WORK REQUIRED
Omit every picture and write out the rest of the records exactly.
**** DATA PROVIDED ****
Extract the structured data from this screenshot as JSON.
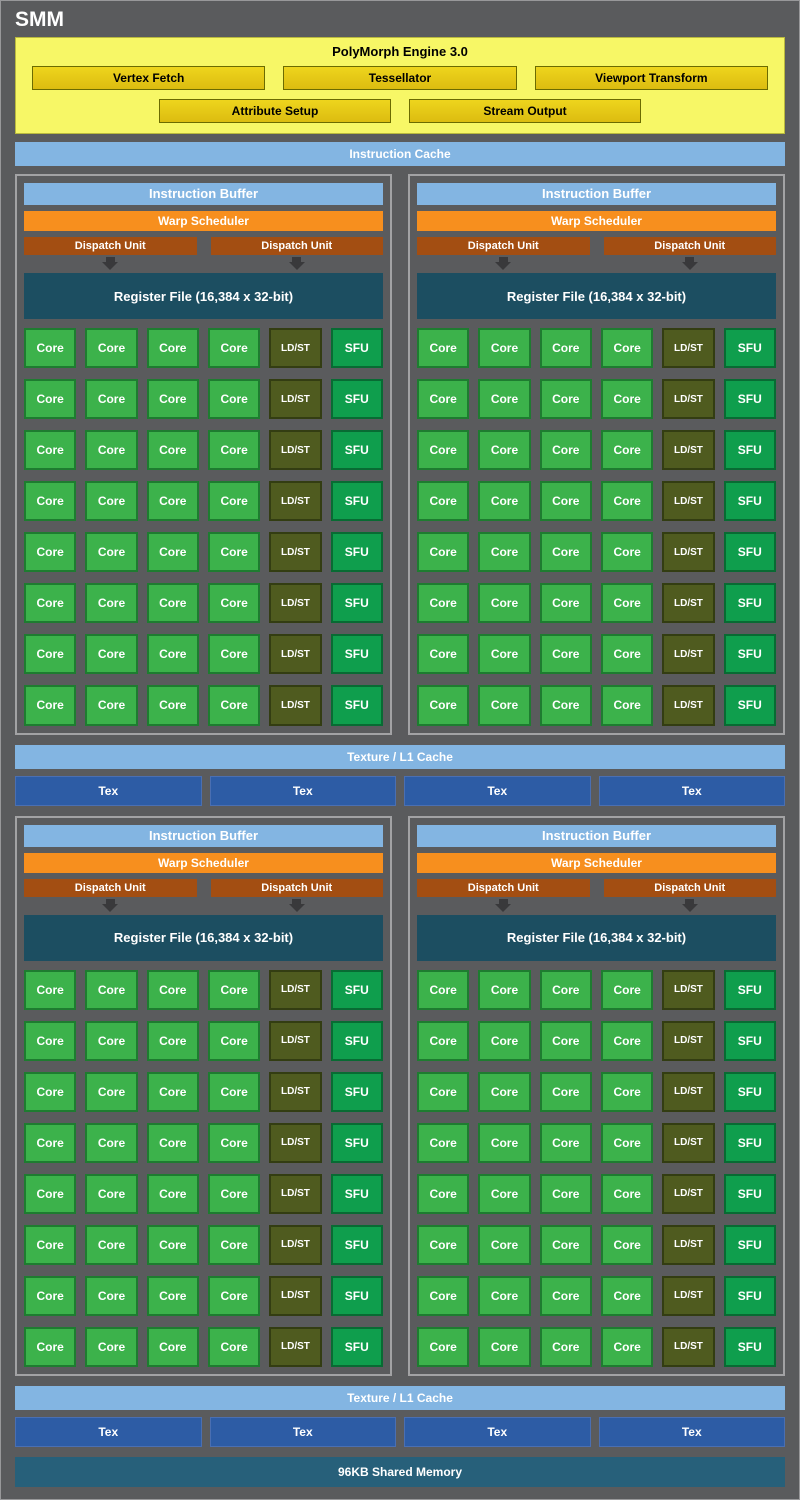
{
  "title": "SMM",
  "colors": {
    "bg": "#5a5b5d",
    "yellow_bg": "#f7f766",
    "yellow_box": "#eed51d",
    "light_blue": "#83b5e2",
    "orange": "#f78f1e",
    "dispatch": "#a34e12",
    "regfile": "#1c4e61",
    "core": "#3cb24b",
    "core_border": "#1e7c30",
    "ldst": "#4f5b1f",
    "ldst_border": "#333d12",
    "sfu": "#0f9e4d",
    "sfu_border": "#086b33",
    "tex": "#2d5ca5",
    "shared": "#27607a"
  },
  "polymorph": {
    "title": "PolyMorph Engine 3.0",
    "row1": [
      "Vertex Fetch",
      "Tessellator",
      "Viewport Transform"
    ],
    "row2": [
      "Attribute Setup",
      "Stream Output"
    ]
  },
  "labels": {
    "instruction_cache": "Instruction Cache",
    "texture_cache": "Texture / L1 Cache",
    "shared_memory": "96KB Shared Memory",
    "tex": "Tex"
  },
  "block": {
    "instruction_buffer": "Instruction Buffer",
    "warp_scheduler": "Warp Scheduler",
    "dispatch_unit": "Dispatch Unit",
    "dispatch_count": 2,
    "register_file": "Register File (16,384 x 32-bit)",
    "grid_rows": 8,
    "row_cells": [
      {
        "label": "Core",
        "type": "core"
      },
      {
        "label": "Core",
        "type": "core"
      },
      {
        "label": "Core",
        "type": "core"
      },
      {
        "label": "Core",
        "type": "core"
      },
      {
        "label": "LD/ST",
        "type": "ldst"
      },
      {
        "label": "SFU",
        "type": "sfu"
      }
    ]
  },
  "blocks_per_pair": 2,
  "tex_per_row": 4
}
****
RESPONSE FOR THIS EXERCISE
Extract the structured data from this screenshot as JSON.
{
  "title": "SMM",
  "colors": {
    "bg": "#5a5b5d",
    "yellow_bg": "#f7f766",
    "yellow_box": "#eed51d",
    "light_blue": "#83b5e2",
    "orange": "#f78f1e",
    "dispatch": "#a34e12",
    "regfile": "#1c4e61",
    "core": "#3cb24b",
    "core_border": "#1e7c30",
    "ldst": "#4f5b1f",
    "ldst_border": "#333d12",
    "sfu": "#0f9e4d",
    "sfu_border": "#086b33",
    "tex": "#2d5ca5",
    "shared": "#27607a"
  },
  "polymorph": {
    "title": "PolyMorph Engine 3.0",
    "row1": [
      "Vertex Fetch",
      "Tessellator",
      "Viewport Transform"
    ],
    "row2": [
      "Attribute Setup",
      "Stream Output"
    ]
  },
  "labels": {
    "instruction_cache": "Instruction Cache",
    "texture_cache": "Texture / L1 Cache",
    "shared_memory": "96KB Shared Memory",
    "tex": "Tex"
  },
  "block": {
    "instruction_buffer": "Instruction Buffer",
    "warp_scheduler": "Warp Scheduler",
    "dispatch_unit": "Dispatch Unit",
    "dispatch_count": 2,
    "register_file": "Register File (16,384 x 32-bit)",
    "grid_rows": 8,
    "row_cells": [
      {
        "label": "Core",
        "type": "core"
      },
      {
        "label": "Core",
        "type": "core"
      },
      {
        "label": "Core",
        "type": "core"
      },
      {
        "label": "Core",
        "type": "core"
      },
      {
        "label": "LD/ST",
        "type": "ldst"
      },
      {
        "label": "SFU",
        "type": "sfu"
      }
    ]
  },
  "blocks_per_pair": 2,
  "tex_per_row": 4
}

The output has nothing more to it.